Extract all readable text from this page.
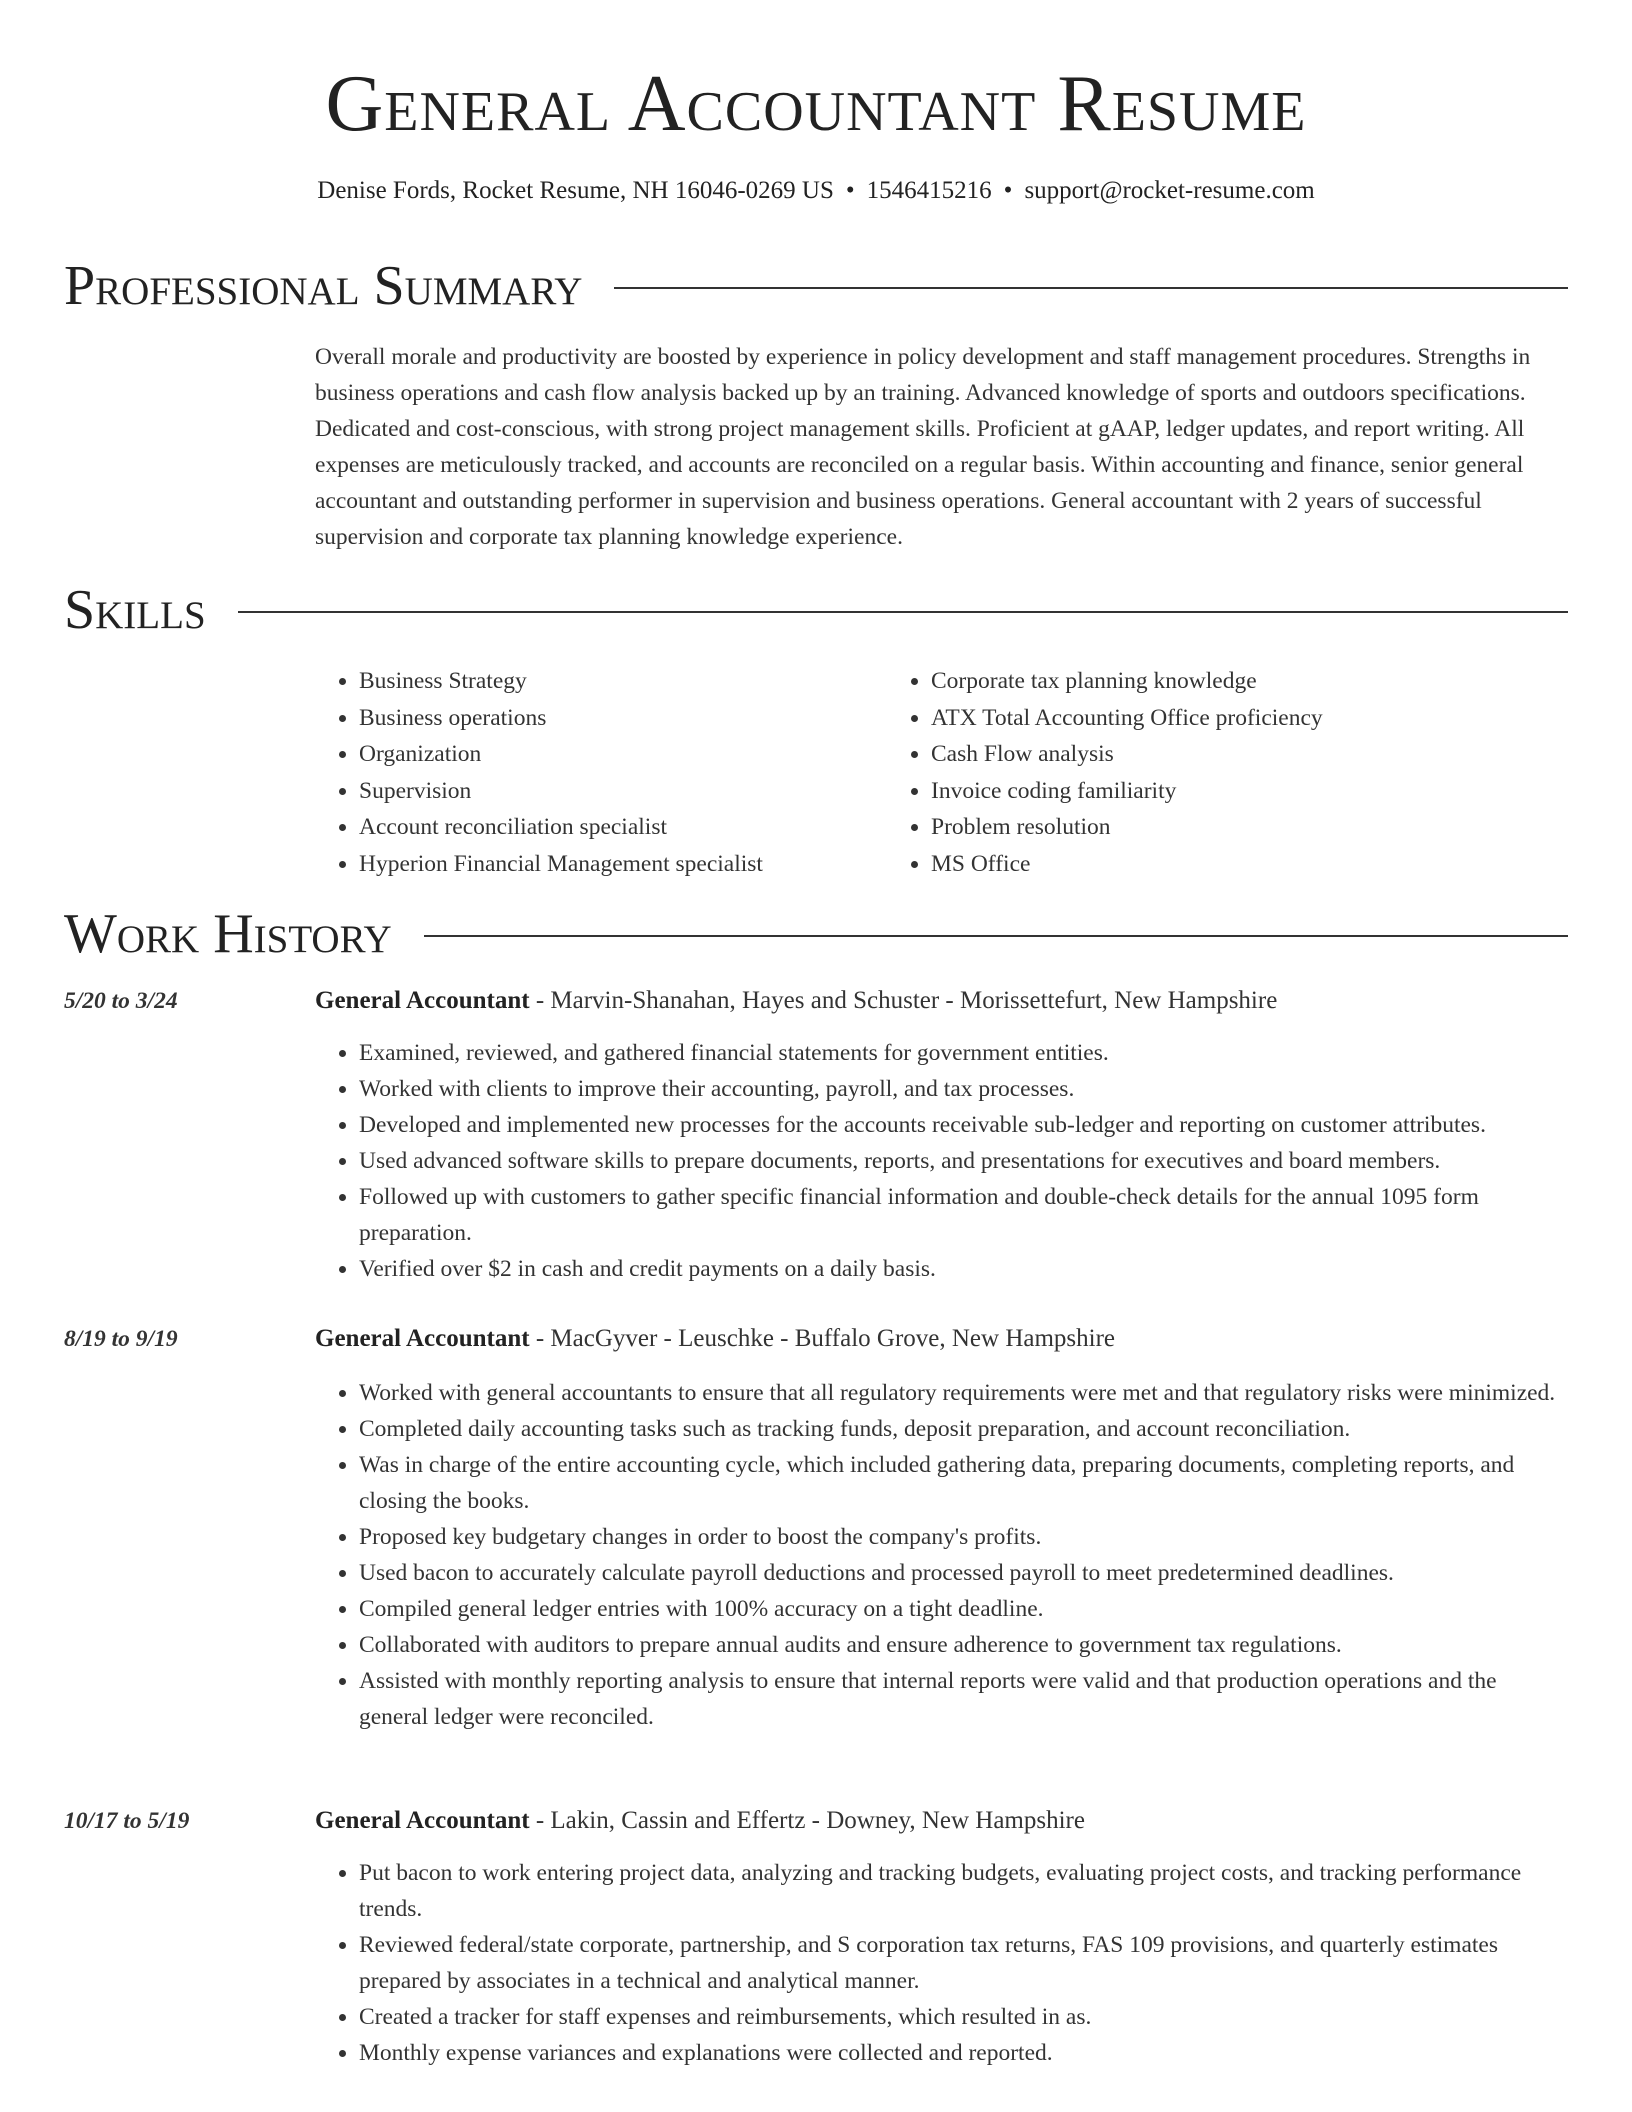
General Accountant Resume
Denise Fords, Rocket Resume, NH 16046-0269 US • 1546415216 • support@rocket-resume.com
Professional Summary

Overall morale and productivity are boosted by experience in policy development and staff management procedures. Strengths in business operations and cash flow analysis backed up by an training. Advanced knowledge of sports and outdoors specifications. Dedicated and cost-conscious, with strong project management skills. Proficient at gAAP, ledger updates, and report writing. All expenses are meticulously tracked, and accounts are reconciled on a regular basis. Within accounting and finance, senior general accountant and outstanding performer in supervision and business operations. General accountant with 2 years of successful supervision and corporate tax planning knowledge experience.

Skills
• Business Strategy
• Business operations
• Organization
• Supervision
• Account reconciliation specialist
• Hyperion Financial Management specialist
• Corporate tax planning knowledge
• ATX Total Accounting Office proficiency
• Cash Flow analysis
• Invoice coding familiarity
• Problem resolution
• MS Office
Work History
5/20 to 3/24	General Accountant - Marvin-Shanahan, Hayes and Schuster - Morissettefurt, New Hampshire
• Examined, reviewed, and gathered financial statements for government entities.
• Worked with clients to improve their accounting, payroll, and tax processes.
• Developed and implemented new processes for the accounts receivable sub-ledger and reporting on customer attributes.
• Used advanced software skills to prepare documents, reports, and presentations for executives and board members.
• Followed up with customers to gather specific financial information and double-check details for the annual 1095 form preparation.
• Verified over $2 in cash and credit payments on a daily basis.
8/19 to 9/19	General Accountant - MacGyver - Leuschke - Buffalo Grove, New Hampshire
• Worked with general accountants to ensure that all regulatory requirements were met and that regulatory risks were minimized.
• Completed daily accounting tasks such as tracking funds, deposit preparation, and account reconciliation.
• Was in charge of the entire accounting cycle, which included gathering data, preparing documents, completing reports, and closing the books.
• Proposed key budgetary changes in order to boost the company's profits.
• Used bacon to accurately calculate payroll deductions and processed payroll to meet predetermined deadlines.
• Compiled general ledger entries with 100% accuracy on a tight deadline.
• Collaborated with auditors to prepare annual audits and ensure adherence to government tax regulations.
• Assisted with monthly reporting analysis to ensure that internal reports were valid and that production operations and the general ledger were reconciled.
10/17 to 5/19	General Accountant - Lakin, Cassin and Effertz - Downey, New Hampshire
• Put bacon to work entering project data, analyzing and tracking budgets, evaluating project costs, and tracking performance trends.
• Reviewed federal/state corporate, partnership, and S corporation tax returns, FAS 109 provisions, and quarterly estimates prepared by associates in a technical and analytical manner.
• Created a tracker for staff expenses and reimbursements, which resulted in as.
• Monthly expense variances and explanations were collected and reported.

**********

_What is expected_
Output every entry exactly as given; pictures are not part of the copy.

_Exercise result_
Extract all readable text from this page.
General Accountant Resume
Denise Fords, Rocket Resume, NH 16046-0269 US • 1546415216 • support@rocket-resume.com
Professional Summary

Overall morale and productivity are boosted by experience in policy development and staff management procedures. Strengths in business operations and cash flow analysis backed up by an training. Advanced knowledge of sports and outdoors specifications. Dedicated and cost-conscious, with strong project management skills. Proficient at gAAP, ledger updates, and report writing. All expenses are meticulously tracked, and accounts are reconciled on a regular basis. Within accounting and finance, senior general accountant and outstanding performer in supervision and business operations. General accountant with 2 years of successful supervision and corporate tax planning knowledge experience.

Skills
• Business Strategy
• Business operations
• Organization
• Supervision
• Account reconciliation specialist
• Hyperion Financial Management specialist
• Corporate tax planning knowledge
• ATX Total Accounting Office proficiency
• Cash Flow analysis
• Invoice coding familiarity
• Problem resolution
• MS Office
Work History
5/20 to 3/24	General Accountant - Marvin-Shanahan, Hayes and Schuster - Morissettefurt, New Hampshire
• Examined, reviewed, and gathered financial statements for government entities.
• Worked with clients to improve their accounting, payroll, and tax processes.
• Developed and implemented new processes for the accounts receivable sub-ledger and reporting on customer attributes.
• Used advanced software skills to prepare documents, reports, and presentations for executives and board members.
• Followed up with customers to gather specific financial information and double-check details for the annual 1095 form preparation.
• Verified over $2 in cash and credit payments on a daily basis.
8/19 to 9/19	General Accountant - MacGyver - Leuschke - Buffalo Grove, New Hampshire
• Worked with general accountants to ensure that all regulatory requirements were met and that regulatory risks were minimized.
• Completed daily accounting tasks such as tracking funds, deposit preparation, and account reconciliation.
• Was in charge of the entire accounting cycle, which included gathering data, preparing documents, completing reports, and closing the books.
• Proposed key budgetary changes in order to boost the company's profits.
• Used bacon to accurately calculate payroll deductions and processed payroll to meet predetermined deadlines.
• Compiled general ledger entries with 100% accuracy on a tight deadline.
• Collaborated with auditors to prepare annual audits and ensure adherence to government tax regulations.
• Assisted with monthly reporting analysis to ensure that internal reports were valid and that production operations and the general ledger were reconciled.
10/17 to 5/19	General Accountant - Lakin, Cassin and Effertz - Downey, New Hampshire
• Put bacon to work entering project data, analyzing and tracking budgets, evaluating project costs, and tracking performance trends.
• Reviewed federal/state corporate, partnership, and S corporation tax returns, FAS 109 provisions, and quarterly estimates prepared by associates in a technical and analytical manner.
• Created a tracker for staff expenses and reimbursements, which resulted in as.
• Monthly expense variances and explanations were collected and reported.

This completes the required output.